__Exercise goal__
Tally how many lines of these entries hold the string "tapes". Return the number alone.

**** Supplied information

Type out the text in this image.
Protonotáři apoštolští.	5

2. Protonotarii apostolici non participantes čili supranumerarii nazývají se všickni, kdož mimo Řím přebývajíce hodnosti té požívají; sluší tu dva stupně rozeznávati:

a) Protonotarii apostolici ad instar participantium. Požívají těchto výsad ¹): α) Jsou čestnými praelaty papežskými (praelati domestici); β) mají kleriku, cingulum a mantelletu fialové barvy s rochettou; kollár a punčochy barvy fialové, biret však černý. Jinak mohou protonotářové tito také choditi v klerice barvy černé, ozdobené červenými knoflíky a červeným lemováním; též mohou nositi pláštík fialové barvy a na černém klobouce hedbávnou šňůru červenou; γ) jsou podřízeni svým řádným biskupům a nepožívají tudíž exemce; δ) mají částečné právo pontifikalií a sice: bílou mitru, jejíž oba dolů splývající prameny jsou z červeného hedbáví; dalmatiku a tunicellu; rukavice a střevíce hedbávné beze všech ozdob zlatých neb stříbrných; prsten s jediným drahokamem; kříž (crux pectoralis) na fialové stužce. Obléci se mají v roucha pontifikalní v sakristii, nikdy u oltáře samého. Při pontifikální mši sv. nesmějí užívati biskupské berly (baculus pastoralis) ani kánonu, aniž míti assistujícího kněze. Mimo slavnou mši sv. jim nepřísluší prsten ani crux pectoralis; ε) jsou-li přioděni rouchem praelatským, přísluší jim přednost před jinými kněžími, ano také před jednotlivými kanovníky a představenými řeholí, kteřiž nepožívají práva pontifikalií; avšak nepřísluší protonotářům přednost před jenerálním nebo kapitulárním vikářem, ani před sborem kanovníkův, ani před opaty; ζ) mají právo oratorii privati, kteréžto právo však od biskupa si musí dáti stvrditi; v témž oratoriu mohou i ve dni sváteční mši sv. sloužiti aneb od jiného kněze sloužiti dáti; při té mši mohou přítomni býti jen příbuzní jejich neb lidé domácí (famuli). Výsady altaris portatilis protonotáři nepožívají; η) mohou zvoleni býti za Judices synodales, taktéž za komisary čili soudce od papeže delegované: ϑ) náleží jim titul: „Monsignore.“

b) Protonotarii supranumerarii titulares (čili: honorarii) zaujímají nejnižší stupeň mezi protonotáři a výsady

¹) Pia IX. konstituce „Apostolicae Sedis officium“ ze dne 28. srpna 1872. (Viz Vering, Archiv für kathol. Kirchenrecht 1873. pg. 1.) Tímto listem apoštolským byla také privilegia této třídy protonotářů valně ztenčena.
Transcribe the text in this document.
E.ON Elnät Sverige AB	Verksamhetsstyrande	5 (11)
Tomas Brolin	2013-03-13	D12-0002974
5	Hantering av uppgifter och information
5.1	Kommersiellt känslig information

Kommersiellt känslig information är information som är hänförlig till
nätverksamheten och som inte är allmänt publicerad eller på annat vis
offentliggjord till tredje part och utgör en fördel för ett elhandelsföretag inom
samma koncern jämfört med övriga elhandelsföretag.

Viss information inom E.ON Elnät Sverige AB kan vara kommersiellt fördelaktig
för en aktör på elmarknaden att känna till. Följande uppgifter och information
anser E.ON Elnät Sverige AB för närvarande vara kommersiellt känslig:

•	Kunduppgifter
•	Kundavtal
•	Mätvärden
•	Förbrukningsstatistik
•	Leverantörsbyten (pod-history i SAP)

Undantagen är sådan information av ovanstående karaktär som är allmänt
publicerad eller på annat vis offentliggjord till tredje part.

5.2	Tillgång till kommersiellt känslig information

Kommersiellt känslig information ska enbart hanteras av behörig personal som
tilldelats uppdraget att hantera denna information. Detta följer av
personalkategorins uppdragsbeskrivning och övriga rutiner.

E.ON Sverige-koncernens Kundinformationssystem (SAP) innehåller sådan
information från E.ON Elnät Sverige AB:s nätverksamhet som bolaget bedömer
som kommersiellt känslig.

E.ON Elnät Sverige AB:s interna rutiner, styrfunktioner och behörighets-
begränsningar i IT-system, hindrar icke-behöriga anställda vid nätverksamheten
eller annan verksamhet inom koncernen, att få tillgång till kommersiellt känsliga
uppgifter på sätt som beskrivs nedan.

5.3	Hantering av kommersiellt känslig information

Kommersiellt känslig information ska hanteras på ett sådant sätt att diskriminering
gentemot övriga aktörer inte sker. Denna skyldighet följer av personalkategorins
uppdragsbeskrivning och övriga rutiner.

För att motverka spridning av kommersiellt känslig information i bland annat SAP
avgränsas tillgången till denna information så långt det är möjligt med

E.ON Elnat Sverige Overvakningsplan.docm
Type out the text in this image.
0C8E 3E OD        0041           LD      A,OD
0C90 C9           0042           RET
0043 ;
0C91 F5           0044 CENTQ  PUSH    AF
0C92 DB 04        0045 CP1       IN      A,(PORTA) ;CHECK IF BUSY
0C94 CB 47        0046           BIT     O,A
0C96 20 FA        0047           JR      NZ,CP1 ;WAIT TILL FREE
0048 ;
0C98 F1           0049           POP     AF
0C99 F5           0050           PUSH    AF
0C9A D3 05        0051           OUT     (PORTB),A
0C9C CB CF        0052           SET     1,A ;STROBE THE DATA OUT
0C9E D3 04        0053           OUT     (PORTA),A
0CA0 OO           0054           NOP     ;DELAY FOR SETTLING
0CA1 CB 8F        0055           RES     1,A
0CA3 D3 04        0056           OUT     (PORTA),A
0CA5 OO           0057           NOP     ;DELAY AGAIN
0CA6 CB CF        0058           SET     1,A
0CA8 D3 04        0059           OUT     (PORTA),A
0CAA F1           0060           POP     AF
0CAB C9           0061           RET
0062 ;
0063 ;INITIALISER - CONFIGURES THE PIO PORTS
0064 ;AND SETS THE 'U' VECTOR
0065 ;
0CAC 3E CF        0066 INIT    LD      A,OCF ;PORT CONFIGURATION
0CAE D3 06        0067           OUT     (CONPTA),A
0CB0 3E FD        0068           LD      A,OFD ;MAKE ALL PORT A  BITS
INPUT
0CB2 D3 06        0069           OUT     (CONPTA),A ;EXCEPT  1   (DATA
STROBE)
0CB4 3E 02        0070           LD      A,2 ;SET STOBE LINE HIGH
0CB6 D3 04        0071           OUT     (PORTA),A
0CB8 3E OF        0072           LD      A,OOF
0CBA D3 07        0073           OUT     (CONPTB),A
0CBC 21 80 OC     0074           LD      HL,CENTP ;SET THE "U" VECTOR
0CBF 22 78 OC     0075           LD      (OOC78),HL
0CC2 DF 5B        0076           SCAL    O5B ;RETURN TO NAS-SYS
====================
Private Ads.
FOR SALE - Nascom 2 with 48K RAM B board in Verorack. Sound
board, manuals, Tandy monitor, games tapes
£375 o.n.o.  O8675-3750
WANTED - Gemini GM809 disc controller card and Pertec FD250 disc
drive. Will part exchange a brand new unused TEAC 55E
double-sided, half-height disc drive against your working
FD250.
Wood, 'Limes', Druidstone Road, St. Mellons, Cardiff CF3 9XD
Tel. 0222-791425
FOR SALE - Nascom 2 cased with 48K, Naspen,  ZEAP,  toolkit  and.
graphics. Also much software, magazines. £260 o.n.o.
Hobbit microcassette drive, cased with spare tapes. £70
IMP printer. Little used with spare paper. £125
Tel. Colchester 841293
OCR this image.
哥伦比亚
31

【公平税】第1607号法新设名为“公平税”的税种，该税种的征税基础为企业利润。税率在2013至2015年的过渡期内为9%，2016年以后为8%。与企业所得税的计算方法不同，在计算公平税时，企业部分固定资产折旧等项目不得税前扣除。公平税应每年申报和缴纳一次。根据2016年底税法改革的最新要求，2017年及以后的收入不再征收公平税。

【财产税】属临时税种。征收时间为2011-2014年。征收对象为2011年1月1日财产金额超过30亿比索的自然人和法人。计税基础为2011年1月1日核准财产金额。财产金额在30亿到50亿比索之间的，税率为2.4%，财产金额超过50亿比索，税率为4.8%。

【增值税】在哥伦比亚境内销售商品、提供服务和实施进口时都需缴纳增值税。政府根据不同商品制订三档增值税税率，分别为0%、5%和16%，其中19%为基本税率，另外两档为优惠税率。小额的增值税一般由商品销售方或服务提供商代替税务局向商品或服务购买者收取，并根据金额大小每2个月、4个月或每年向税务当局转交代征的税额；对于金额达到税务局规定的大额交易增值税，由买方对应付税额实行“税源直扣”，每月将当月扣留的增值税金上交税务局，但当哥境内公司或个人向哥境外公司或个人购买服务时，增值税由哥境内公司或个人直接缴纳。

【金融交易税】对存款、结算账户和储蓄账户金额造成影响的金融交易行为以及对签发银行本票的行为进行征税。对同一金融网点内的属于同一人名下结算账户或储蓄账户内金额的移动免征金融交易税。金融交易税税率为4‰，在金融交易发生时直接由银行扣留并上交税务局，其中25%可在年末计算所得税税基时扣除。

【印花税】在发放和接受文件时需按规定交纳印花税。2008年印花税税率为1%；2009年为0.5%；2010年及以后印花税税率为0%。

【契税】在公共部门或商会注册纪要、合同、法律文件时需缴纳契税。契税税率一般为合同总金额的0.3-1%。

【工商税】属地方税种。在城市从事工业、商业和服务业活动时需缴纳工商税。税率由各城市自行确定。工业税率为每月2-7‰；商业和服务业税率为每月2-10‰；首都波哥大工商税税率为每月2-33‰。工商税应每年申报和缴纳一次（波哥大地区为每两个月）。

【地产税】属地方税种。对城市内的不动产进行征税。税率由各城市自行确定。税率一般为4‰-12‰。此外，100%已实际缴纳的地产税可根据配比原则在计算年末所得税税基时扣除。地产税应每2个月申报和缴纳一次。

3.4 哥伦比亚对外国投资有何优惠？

********

__Exercise answer__
2